— PROBLEM TO WORK ON —
Count the lines in the records below that contain the word "autorisée", and reply with only that number.

— MATERIAL FOR THIS EXERCISE —

┄┄┄┄┄┄

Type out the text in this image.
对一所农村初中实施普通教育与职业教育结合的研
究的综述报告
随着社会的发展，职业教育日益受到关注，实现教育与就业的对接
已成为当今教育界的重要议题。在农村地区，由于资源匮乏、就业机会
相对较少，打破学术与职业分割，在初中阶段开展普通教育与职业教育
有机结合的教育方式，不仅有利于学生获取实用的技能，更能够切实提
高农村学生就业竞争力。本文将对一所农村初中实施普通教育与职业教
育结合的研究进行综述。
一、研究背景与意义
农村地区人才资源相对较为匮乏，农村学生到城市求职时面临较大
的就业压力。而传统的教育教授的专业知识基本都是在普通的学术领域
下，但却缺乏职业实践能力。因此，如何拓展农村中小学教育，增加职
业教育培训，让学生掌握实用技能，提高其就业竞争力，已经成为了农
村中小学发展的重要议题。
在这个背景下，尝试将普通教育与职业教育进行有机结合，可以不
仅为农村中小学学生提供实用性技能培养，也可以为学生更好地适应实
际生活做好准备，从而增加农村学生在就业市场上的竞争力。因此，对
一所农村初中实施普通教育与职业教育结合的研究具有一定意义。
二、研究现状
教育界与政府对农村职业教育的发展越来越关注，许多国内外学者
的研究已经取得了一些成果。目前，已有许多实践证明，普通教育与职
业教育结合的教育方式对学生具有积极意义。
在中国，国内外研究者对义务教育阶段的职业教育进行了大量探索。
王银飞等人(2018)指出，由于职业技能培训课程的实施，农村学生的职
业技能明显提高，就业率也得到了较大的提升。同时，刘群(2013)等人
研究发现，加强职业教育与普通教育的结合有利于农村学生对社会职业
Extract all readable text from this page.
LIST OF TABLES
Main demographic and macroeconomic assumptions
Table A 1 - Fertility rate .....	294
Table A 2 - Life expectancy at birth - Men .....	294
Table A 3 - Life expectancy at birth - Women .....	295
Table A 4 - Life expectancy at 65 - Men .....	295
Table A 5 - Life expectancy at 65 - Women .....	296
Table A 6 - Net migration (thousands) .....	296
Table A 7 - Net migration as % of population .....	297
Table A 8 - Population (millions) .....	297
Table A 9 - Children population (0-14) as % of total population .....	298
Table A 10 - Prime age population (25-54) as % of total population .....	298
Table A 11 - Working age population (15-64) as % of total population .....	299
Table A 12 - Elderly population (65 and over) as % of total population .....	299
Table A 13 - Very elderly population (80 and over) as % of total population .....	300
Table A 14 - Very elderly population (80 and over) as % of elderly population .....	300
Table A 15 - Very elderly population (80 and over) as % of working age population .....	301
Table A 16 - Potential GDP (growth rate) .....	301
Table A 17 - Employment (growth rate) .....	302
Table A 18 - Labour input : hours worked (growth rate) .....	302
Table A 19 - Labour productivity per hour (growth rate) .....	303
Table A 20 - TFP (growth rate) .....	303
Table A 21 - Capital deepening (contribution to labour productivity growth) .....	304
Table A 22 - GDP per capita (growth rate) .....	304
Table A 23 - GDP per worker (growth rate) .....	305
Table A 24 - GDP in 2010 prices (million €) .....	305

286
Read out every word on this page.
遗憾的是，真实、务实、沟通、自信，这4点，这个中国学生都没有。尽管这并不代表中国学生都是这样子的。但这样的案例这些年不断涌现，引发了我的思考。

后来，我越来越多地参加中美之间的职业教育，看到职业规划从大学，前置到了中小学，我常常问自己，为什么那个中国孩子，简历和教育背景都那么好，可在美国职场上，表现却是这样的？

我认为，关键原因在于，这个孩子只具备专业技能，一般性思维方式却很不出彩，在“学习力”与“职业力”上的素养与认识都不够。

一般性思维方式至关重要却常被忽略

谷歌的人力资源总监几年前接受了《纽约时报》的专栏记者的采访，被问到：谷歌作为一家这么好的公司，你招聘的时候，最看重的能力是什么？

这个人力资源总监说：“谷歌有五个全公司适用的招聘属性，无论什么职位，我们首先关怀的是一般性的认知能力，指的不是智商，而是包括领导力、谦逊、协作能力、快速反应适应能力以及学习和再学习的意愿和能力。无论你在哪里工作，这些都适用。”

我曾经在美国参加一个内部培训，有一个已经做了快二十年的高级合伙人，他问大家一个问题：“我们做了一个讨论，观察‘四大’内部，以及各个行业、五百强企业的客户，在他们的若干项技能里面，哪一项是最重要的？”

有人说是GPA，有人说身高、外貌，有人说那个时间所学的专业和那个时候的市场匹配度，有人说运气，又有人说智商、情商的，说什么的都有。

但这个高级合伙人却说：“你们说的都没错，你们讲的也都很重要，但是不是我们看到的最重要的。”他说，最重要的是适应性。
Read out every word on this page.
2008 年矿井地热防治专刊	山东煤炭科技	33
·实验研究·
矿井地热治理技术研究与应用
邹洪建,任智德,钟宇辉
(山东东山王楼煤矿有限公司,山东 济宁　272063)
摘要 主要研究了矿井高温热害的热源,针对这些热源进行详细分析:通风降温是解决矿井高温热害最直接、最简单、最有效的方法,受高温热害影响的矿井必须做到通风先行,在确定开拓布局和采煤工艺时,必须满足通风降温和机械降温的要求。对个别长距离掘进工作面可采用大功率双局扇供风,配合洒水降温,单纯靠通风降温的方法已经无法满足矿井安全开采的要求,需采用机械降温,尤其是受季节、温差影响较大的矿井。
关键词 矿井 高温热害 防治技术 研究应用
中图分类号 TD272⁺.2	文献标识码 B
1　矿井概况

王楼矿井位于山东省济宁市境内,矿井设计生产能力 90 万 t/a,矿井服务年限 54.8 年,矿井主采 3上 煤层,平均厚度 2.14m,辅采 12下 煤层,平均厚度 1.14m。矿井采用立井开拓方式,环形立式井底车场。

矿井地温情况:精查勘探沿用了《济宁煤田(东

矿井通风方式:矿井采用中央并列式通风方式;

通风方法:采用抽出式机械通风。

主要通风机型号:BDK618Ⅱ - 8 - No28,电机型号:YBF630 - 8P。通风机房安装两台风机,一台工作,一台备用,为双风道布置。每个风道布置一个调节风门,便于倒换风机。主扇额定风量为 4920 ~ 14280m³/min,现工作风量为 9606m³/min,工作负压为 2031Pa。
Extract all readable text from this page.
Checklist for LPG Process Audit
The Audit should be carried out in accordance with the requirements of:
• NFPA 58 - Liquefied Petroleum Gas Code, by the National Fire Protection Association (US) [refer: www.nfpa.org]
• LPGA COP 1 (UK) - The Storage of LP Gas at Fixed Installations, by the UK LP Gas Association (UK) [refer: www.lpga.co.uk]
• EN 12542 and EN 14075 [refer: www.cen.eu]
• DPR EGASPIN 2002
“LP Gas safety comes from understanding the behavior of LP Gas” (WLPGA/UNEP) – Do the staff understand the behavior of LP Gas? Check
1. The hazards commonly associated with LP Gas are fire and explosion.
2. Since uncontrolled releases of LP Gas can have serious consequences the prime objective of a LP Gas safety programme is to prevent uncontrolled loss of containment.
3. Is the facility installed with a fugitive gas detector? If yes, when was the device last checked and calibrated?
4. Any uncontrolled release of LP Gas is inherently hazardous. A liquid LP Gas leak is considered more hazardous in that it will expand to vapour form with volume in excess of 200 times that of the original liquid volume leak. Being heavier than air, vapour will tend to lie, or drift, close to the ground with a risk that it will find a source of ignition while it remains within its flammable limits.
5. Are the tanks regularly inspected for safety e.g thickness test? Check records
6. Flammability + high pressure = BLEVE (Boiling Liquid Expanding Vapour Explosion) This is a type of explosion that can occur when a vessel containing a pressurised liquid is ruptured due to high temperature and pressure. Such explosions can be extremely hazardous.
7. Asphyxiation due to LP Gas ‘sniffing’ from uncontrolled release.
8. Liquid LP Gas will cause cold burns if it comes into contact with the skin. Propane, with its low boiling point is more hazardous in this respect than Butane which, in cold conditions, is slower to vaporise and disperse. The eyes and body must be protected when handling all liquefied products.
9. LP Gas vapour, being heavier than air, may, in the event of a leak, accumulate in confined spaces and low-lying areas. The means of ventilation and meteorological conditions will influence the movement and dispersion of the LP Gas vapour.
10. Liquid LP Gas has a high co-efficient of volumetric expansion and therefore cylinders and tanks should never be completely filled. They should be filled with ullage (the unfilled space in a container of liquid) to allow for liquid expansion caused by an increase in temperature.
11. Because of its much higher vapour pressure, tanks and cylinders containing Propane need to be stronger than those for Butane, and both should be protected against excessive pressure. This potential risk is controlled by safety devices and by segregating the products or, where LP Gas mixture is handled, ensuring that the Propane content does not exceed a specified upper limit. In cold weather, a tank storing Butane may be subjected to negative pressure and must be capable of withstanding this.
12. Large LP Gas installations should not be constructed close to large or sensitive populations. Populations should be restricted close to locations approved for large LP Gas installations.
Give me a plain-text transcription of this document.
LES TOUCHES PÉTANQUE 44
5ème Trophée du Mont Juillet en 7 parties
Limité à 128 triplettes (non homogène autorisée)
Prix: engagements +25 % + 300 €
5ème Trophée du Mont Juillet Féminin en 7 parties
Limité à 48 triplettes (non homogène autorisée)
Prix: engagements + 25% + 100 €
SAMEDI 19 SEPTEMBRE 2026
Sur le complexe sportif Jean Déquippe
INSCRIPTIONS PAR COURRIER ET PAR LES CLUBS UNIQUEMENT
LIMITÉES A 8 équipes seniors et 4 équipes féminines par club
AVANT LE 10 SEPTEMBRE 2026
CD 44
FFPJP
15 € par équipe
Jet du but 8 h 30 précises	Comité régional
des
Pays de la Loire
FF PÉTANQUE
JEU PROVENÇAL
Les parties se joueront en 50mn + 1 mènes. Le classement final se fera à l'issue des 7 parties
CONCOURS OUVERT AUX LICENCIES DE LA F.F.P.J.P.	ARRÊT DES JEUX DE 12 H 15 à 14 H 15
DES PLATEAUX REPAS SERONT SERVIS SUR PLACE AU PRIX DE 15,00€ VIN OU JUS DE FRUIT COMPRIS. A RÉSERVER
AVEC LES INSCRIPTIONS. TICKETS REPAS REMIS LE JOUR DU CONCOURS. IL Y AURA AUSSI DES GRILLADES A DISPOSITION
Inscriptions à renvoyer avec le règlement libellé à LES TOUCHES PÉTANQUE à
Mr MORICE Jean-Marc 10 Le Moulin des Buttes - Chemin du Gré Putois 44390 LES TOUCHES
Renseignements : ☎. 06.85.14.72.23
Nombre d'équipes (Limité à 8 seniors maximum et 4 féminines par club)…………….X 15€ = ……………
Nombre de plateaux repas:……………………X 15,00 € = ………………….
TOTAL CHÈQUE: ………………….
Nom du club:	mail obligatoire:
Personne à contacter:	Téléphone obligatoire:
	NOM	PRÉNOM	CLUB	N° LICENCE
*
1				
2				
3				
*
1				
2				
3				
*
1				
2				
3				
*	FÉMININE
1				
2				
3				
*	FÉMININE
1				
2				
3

┄┄┄┄┄┄

— THE SOLUTION —
2